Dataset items
****************
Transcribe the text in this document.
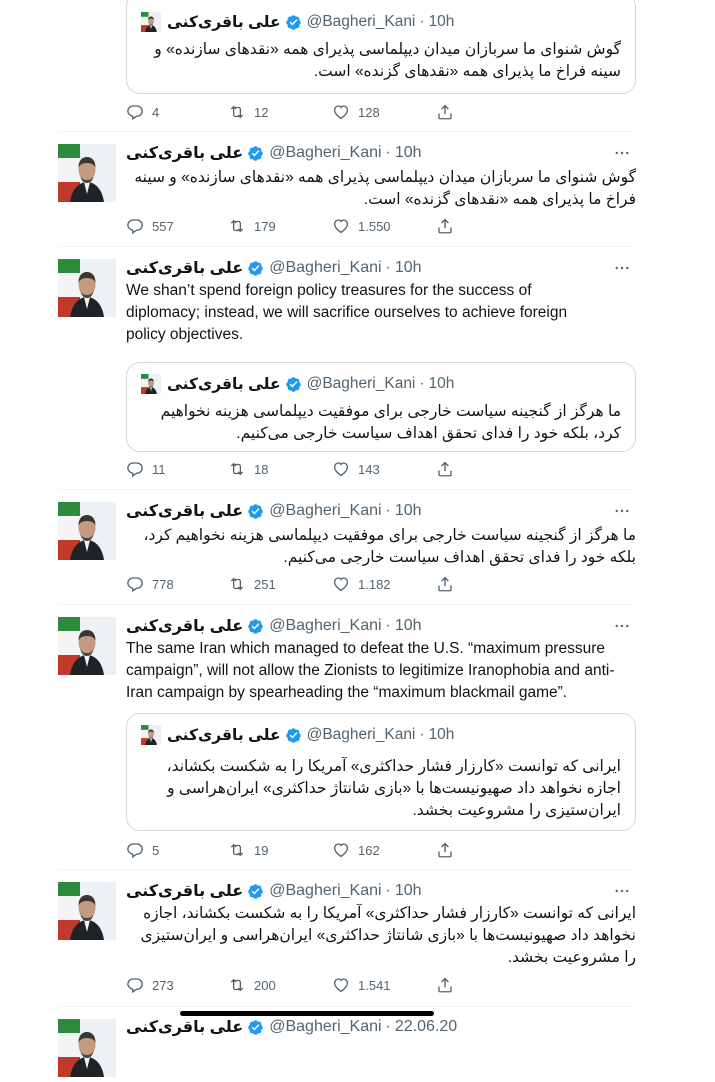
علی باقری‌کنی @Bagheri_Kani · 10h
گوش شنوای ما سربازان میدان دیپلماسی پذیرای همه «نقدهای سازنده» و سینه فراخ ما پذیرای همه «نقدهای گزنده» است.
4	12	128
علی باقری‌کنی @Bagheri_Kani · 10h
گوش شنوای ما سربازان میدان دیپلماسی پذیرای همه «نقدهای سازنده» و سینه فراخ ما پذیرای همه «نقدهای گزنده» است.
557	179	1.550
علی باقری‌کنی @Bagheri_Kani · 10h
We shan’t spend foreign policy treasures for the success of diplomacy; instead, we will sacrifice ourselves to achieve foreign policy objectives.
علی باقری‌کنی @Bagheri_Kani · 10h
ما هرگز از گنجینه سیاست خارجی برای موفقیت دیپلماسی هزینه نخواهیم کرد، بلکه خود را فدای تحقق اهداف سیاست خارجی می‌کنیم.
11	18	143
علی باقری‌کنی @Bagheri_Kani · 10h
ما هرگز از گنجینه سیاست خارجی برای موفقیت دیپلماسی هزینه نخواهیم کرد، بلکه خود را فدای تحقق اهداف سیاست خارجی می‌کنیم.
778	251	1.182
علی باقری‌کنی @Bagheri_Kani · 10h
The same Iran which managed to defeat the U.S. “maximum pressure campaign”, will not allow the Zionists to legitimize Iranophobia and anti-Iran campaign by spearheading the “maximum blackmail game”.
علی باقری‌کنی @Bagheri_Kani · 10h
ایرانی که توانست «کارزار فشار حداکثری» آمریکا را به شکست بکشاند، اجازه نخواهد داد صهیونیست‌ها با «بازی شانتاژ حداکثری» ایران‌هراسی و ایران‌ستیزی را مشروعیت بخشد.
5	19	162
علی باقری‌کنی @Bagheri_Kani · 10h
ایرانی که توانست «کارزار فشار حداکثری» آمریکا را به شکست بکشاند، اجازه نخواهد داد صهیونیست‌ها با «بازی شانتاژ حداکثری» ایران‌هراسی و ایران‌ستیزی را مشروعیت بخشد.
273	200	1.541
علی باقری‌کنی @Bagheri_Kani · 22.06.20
****************
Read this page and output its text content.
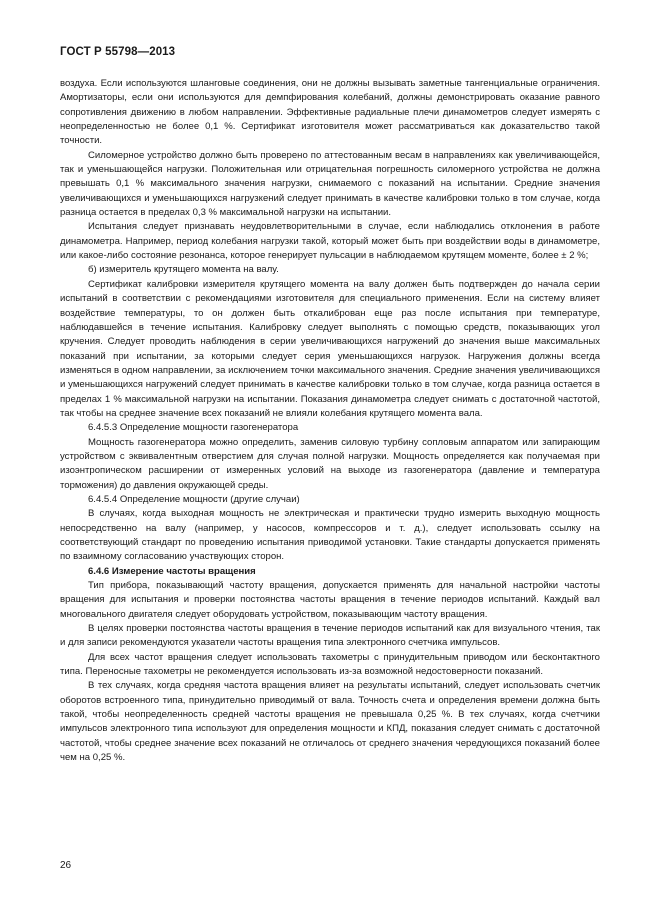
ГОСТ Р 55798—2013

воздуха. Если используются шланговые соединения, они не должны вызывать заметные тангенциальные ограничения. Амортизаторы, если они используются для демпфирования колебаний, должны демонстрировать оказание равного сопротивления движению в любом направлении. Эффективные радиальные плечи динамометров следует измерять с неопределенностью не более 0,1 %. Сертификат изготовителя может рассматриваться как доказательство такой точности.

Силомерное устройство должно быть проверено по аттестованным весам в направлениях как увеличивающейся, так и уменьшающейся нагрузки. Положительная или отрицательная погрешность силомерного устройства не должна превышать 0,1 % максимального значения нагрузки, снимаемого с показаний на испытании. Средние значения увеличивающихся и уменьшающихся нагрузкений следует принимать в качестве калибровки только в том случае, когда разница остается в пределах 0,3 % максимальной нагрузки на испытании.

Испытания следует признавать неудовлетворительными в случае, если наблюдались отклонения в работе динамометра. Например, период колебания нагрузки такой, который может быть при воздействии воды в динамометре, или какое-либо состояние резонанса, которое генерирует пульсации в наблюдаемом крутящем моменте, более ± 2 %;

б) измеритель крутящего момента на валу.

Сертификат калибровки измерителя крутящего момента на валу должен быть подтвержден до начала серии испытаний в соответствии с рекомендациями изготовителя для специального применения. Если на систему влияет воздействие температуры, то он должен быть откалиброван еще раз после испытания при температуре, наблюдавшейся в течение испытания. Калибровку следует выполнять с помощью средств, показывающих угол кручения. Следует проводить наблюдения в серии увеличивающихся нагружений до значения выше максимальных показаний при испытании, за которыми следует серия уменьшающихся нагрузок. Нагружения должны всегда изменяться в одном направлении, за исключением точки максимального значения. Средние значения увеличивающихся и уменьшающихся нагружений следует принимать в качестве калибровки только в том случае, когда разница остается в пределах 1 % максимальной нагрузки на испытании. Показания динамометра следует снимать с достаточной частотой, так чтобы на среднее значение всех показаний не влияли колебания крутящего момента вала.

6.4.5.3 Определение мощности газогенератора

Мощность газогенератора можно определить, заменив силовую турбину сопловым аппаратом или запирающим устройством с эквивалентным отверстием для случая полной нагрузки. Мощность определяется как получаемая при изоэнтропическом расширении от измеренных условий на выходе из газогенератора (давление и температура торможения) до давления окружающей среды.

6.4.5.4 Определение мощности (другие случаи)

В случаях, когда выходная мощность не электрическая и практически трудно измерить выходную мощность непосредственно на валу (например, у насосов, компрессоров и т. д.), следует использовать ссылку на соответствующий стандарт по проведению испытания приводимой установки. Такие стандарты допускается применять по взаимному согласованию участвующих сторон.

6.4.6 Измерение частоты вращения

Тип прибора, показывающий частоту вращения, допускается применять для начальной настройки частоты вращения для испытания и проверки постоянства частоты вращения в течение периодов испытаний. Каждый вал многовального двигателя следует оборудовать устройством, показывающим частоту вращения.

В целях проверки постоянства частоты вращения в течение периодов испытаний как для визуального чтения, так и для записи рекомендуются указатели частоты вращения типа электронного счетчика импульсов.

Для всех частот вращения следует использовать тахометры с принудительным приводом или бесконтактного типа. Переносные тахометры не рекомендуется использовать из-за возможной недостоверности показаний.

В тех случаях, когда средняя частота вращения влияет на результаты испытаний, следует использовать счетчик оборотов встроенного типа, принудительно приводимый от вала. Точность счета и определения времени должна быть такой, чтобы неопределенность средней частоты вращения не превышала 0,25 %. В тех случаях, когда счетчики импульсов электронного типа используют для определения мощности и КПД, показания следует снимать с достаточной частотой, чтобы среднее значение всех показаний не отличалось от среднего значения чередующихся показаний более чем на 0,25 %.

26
****************
* **YOUR OBJECTIVE**: Search the records for the string "вращения" and return every line in which it occurs.

* **TASK RESULT**:
6.4.6 Измерение частоты вращения
Тип прибора, показывающий частоту вращения, допускается применять для начальной настройки частоты вращения для испытания и проверки постоянства частоты вращения в течение периодов испытаний. Каждый вал многовального двигателя следует оборудовать устройством, показывающим частоту вращения.
В целях проверки постоянства частоты вращения в течение периодов испытаний как для визуального чтения, так и для записи рекомендуются указатели частоты вращения типа электронного счетчика импульсов.
Для всех частот вращения следует использовать тахометры с принудительным приводом или бесконтактного типа. Переносные тахометры не рекомендуется использовать из-за возможной недостоверности показаний.
В тех случаях, когда средняя частота вращения влияет на результаты испытаний, следует использовать счетчик оборотов встроенного типа, принудительно приводимый от вала. Точность счета и определения времени должна быть такой, чтобы неопределенность средней частоты вращения не превышала 0,25 %. В тех случаях, когда счетчики импульсов электронного типа используют для определения мощности и КПД, показания следует снимать с достаточной частотой, чтобы среднее значение всех показаний не отличалось от среднего значения чередующихся показаний более чем на 0,25 %.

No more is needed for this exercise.